(Extracts from a graphics dataset)

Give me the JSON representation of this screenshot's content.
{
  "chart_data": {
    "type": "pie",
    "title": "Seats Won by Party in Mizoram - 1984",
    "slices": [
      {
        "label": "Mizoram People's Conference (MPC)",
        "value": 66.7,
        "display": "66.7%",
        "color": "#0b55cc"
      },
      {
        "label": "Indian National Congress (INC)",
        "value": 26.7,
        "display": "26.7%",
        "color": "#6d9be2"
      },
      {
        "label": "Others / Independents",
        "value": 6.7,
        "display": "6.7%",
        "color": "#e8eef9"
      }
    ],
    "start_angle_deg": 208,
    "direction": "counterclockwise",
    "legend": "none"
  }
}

* * *

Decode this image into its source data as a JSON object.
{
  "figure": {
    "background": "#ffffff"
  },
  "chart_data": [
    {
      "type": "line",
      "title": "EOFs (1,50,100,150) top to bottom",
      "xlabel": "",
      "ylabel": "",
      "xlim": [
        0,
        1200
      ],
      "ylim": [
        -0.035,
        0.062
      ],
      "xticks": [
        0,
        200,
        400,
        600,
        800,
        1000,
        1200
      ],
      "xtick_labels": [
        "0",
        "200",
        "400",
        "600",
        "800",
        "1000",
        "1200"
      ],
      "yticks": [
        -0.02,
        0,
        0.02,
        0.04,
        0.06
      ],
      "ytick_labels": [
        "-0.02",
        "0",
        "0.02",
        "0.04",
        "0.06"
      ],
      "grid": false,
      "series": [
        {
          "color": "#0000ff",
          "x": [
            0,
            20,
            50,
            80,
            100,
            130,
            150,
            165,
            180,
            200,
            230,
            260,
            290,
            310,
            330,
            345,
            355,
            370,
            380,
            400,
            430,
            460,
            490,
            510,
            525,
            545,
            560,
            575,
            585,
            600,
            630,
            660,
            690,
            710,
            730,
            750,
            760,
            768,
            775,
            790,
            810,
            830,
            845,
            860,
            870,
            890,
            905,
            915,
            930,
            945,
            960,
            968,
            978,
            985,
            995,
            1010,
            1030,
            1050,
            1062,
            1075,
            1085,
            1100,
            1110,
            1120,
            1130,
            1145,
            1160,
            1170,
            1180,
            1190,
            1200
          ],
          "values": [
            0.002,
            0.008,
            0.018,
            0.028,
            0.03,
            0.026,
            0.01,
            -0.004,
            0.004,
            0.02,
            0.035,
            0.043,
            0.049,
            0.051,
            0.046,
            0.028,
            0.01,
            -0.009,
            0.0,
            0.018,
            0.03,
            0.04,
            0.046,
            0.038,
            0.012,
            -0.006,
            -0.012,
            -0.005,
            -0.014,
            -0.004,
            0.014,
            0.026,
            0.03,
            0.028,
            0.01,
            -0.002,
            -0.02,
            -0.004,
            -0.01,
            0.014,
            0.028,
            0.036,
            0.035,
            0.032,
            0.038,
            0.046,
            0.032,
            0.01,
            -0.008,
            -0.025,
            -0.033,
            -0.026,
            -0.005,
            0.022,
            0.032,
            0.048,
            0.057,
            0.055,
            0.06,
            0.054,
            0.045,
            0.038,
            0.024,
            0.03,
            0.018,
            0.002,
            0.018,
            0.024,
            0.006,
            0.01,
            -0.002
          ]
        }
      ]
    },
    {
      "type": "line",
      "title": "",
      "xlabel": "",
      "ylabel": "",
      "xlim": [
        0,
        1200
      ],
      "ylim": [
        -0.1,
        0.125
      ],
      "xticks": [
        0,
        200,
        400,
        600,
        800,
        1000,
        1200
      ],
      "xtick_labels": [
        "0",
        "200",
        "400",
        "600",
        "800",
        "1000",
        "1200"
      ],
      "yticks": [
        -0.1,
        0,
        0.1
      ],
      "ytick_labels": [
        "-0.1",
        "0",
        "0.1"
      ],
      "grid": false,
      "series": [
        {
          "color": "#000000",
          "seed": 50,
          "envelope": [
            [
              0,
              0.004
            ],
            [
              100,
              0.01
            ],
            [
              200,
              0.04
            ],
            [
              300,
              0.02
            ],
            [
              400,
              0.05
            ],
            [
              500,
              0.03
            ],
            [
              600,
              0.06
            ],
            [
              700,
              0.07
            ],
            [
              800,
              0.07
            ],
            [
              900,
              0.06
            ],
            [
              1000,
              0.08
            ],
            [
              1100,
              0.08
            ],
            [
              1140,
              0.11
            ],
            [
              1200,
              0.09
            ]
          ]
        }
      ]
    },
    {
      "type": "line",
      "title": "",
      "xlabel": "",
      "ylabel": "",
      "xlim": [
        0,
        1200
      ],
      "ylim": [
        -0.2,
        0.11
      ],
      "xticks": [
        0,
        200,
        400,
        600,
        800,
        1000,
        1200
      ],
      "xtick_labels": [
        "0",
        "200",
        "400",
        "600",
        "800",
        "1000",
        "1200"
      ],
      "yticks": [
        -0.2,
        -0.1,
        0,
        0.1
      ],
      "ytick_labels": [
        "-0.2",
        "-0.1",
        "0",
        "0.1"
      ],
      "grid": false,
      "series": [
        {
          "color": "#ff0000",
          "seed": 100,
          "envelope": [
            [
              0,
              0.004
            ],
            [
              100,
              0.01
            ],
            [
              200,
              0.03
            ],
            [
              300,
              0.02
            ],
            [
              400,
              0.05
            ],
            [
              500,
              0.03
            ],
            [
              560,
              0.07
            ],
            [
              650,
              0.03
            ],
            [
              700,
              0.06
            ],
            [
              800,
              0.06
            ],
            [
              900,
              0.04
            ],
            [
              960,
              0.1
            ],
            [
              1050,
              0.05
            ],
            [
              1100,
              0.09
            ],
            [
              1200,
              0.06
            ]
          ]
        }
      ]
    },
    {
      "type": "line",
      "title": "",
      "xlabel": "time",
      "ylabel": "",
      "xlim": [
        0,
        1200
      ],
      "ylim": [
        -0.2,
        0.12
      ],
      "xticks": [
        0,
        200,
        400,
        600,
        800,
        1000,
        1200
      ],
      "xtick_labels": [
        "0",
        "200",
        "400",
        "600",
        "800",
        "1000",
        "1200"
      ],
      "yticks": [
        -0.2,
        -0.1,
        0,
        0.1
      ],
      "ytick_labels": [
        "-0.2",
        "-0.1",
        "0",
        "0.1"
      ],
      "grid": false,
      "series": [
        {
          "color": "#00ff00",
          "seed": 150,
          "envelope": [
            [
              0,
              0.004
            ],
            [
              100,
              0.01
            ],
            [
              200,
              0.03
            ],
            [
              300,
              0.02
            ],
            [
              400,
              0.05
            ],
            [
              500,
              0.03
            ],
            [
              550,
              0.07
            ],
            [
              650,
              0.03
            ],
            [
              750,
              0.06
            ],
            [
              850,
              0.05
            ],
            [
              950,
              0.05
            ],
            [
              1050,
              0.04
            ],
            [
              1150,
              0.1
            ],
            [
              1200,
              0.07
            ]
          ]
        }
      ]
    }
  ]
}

> Task
Extract every line above containing the word "JSON".

> Result below
Give me the JSON representation of this screenshot's content.
Decode this image into its source data as a JSON object.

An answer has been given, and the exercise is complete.